Material:

** Start **

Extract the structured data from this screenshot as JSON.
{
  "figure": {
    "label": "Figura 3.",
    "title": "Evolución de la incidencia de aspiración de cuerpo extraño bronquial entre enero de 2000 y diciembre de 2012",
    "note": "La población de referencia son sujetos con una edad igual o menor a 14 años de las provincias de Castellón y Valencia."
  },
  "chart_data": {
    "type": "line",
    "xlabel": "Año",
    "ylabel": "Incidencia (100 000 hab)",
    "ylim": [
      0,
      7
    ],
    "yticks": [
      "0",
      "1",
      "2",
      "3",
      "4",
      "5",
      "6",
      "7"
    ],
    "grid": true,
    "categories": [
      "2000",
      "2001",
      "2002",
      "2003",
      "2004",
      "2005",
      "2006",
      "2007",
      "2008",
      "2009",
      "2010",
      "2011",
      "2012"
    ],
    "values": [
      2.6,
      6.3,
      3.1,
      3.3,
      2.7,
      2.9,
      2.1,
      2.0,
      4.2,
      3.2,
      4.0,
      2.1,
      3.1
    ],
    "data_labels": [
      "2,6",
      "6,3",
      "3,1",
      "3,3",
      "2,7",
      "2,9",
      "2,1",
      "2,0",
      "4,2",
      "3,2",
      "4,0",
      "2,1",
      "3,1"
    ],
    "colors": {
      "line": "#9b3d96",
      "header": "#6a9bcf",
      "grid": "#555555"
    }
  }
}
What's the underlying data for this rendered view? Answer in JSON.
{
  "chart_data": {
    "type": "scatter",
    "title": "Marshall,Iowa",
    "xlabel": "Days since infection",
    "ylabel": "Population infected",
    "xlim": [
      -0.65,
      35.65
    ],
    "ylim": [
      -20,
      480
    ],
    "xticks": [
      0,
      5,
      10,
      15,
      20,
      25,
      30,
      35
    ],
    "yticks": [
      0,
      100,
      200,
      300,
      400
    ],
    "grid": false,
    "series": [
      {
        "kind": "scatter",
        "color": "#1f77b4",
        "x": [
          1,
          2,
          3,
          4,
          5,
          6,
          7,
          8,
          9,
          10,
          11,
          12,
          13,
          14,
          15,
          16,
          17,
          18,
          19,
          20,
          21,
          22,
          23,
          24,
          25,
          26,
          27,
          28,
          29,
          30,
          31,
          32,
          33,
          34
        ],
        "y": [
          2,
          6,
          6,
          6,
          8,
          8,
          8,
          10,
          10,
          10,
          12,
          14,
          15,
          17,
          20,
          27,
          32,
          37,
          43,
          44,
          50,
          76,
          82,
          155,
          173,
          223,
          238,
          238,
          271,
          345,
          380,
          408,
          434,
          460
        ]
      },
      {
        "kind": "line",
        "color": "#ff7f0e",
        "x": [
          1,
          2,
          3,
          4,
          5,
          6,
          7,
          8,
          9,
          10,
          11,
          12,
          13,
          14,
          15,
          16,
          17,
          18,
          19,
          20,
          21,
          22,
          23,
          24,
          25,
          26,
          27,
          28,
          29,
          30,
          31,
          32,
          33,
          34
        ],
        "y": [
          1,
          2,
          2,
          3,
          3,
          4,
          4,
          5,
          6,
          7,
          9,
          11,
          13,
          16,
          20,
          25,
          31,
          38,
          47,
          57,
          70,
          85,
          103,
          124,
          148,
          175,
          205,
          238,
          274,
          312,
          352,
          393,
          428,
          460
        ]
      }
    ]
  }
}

** End **

Problem statement:
Look through the entries above for the word "ylabel". Copy every line where it shows up.

Task answer:
    "ylabel": "Incidencia (100 000 hab)",
    "ylabel": "Population infected",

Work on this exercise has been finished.